# The problem
Retype the material that follows, keeping every word as it is.

(Stored data entries)
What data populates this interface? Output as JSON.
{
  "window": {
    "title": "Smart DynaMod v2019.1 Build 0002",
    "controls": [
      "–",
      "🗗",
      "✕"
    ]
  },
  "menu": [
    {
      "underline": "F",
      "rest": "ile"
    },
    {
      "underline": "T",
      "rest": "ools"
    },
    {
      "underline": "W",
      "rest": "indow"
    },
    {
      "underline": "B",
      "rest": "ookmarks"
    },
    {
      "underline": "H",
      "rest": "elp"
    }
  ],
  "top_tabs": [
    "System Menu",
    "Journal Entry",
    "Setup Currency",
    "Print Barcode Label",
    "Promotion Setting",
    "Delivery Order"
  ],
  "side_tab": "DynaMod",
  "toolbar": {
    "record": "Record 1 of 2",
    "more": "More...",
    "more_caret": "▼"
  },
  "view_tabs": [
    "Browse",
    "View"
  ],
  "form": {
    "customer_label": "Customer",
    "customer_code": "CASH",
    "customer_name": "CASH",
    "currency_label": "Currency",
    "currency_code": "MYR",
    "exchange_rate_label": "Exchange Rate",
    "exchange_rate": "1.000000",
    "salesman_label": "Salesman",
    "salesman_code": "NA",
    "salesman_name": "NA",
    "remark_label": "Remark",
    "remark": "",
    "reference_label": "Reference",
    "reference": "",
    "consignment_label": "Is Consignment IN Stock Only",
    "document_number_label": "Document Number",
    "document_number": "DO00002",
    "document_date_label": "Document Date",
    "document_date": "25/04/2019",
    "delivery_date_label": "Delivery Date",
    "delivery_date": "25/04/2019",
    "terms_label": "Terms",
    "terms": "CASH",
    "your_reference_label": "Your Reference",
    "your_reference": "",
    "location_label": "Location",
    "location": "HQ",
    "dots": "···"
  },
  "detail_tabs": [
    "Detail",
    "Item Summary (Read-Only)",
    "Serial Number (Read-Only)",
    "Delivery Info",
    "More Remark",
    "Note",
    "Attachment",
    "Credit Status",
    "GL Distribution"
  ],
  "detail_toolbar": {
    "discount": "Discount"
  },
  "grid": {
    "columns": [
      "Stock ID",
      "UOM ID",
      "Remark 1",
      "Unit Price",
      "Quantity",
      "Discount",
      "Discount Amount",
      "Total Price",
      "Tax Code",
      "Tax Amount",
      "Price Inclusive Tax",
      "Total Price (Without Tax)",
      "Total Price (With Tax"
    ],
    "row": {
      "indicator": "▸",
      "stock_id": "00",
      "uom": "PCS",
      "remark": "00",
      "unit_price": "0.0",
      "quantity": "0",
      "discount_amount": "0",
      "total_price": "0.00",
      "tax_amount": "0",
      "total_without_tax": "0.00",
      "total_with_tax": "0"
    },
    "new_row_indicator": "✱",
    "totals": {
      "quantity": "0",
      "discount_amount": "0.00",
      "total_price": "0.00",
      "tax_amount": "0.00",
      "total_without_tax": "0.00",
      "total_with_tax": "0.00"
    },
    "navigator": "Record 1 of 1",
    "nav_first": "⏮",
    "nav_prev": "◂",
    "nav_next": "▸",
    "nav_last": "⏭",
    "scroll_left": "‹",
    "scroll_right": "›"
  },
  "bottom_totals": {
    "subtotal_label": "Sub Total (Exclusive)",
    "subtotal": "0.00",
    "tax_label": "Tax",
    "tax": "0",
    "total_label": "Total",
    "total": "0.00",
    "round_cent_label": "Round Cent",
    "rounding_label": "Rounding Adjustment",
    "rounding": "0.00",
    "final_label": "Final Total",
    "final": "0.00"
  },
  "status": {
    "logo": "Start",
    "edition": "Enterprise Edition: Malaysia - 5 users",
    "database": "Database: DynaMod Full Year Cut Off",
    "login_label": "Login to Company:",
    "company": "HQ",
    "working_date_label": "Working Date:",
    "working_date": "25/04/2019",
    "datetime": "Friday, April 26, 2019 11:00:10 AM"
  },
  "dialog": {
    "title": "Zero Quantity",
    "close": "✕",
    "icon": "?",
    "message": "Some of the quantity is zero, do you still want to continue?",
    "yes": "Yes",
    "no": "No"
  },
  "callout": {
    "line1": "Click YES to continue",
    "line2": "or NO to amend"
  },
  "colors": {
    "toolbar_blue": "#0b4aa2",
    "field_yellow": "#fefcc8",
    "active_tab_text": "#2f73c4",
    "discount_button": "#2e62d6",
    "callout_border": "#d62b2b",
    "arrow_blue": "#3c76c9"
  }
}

# Exercise answer
What data populates this interface? Output as JSON.
{
  "window": {
    "title": "Smart DynaMod v2019.1 Build 0002",
    "controls": [
      "–",
      "🗗",
      "✕"
    ]
  },
  "menu": [
    {
      "underline": "F",
      "rest": "ile"
    },
    {
      "underline": "T",
      "rest": "ools"
    },
    {
      "underline": "W",
      "rest": "indow"
    },
    {
      "underline": "B",
      "rest": "ookmarks"
    },
    {
      "underline": "H",
      "rest": "elp"
    }
  ],
  "top_tabs": [
    "System Menu",
    "Journal Entry",
    "Setup Currency",
    "Print Barcode Label",
    "Promotion Setting",
    "Delivery Order"
  ],
  "side_tab": "DynaMod",
  "toolbar": {
    "record": "Record 1 of 2",
    "more": "More...",
    "more_caret": "▼"
  },
  "view_tabs": [
    "Browse",
    "View"
  ],
  "form": {
    "customer_label": "Customer",
    "customer_code": "CASH",
    "customer_name": "CASH",
    "currency_label": "Currency",
    "currency_code": "MYR",
    "exchange_rate_label": "Exchange Rate",
    "exchange_rate": "1.000000",
    "salesman_label": "Salesman",
    "salesman_code": "NA",
    "salesman_name": "NA",
    "remark_label": "Remark",
    "remark": "",
    "reference_label": "Reference",
    "reference": "",
    "consignment_label": "Is Consignment IN Stock Only",
    "document_number_label": "Document Number",
    "document_number": "DO00002",
    "document_date_label": "Document Date",
    "document_date": "25/04/2019",
    "delivery_date_label": "Delivery Date",
    "delivery_date": "25/04/2019",
    "terms_label": "Terms",
    "terms": "CASH",
    "your_reference_label": "Your Reference",
    "your_reference": "",
    "location_label": "Location",
    "location": "HQ",
    "dots": "···"
  },
  "detail_tabs": [
    "Detail",
    "Item Summary (Read-Only)",
    "Serial Number (Read-Only)",
    "Delivery Info",
    "More Remark",
    "Note",
    "Attachment",
    "Credit Status",
    "GL Distribution"
  ],
  "detail_toolbar": {
    "discount": "Discount"
  },
  "grid": {
    "columns": [
      "Stock ID",
      "UOM ID",
      "Remark 1",
      "Unit Price",
      "Quantity",
      "Discount",
      "Discount Amount",
      "Total Price",
      "Tax Code",
      "Tax Amount",
      "Price Inclusive Tax",
      "Total Price (Without Tax)",
      "Total Price (With Tax"
    ],
    "row": {
      "indicator": "▸",
      "stock_id": "00",
      "uom": "PCS",
      "remark": "00",
      "unit_price": "0.0",
      "quantity": "0",
      "discount_amount": "0",
      "total_price": "0.00",
      "tax_amount": "0",
      "total_without_tax": "0.00",
      "total_with_tax": "0"
    },
    "new_row_indicator": "✱",
    "totals": {
      "quantity": "0",
      "discount_amount": "0.00",
      "total_price": "0.00",
      "tax_amount": "0.00",
      "total_without_tax": "0.00",
      "total_with_tax": "0.00"
    },
    "navigator": "Record 1 of 1",
    "nav_first": "⏮",
    "nav_prev": "◂",
    "nav_next": "▸",
    "nav_last": "⏭",
    "scroll_left": "‹",
    "scroll_right": "›"
  },
  "bottom_totals": {
    "subtotal_label": "Sub Total (Exclusive)",
    "subtotal": "0.00",
    "tax_label": "Tax",
    "tax": "0",
    "total_label": "Total",
    "total": "0.00",
    "round_cent_label": "Round Cent",
    "rounding_label": "Rounding Adjustment",
    "rounding": "0.00",
    "final_label": "Final Total",
    "final": "0.00"
  },
  "status": {
    "logo": "Start",
    "edition": "Enterprise Edition: Malaysia - 5 users",
    "database": "Database: DynaMod Full Year Cut Off",
    "login_label": "Login to Company:",
    "company": "HQ",
    "working_date_label": "Working Date:",
    "working_date": "25/04/2019",
    "datetime": "Friday, April 26, 2019 11:00:10 AM"
  },
  "dialog": {
    "title": "Zero Quantity",
    "close": "✕",
    "icon": "?",
    "message": "Some of the quantity is zero, do you still want to continue?",
    "yes": "Yes",
    "no": "No"
  },
  "callout": {
    "line1": "Click YES to continue",
    "line2": "or NO to amend"
  },
  "colors": {
    "toolbar_blue": "#0b4aa2",
    "field_yellow": "#fefcc8",
    "active_tab_text": "#2f73c4",
    "discount_button": "#2e62d6",
    "callout_border": "#d62b2b",
    "arrow_blue": "#3c76c9"
  }
}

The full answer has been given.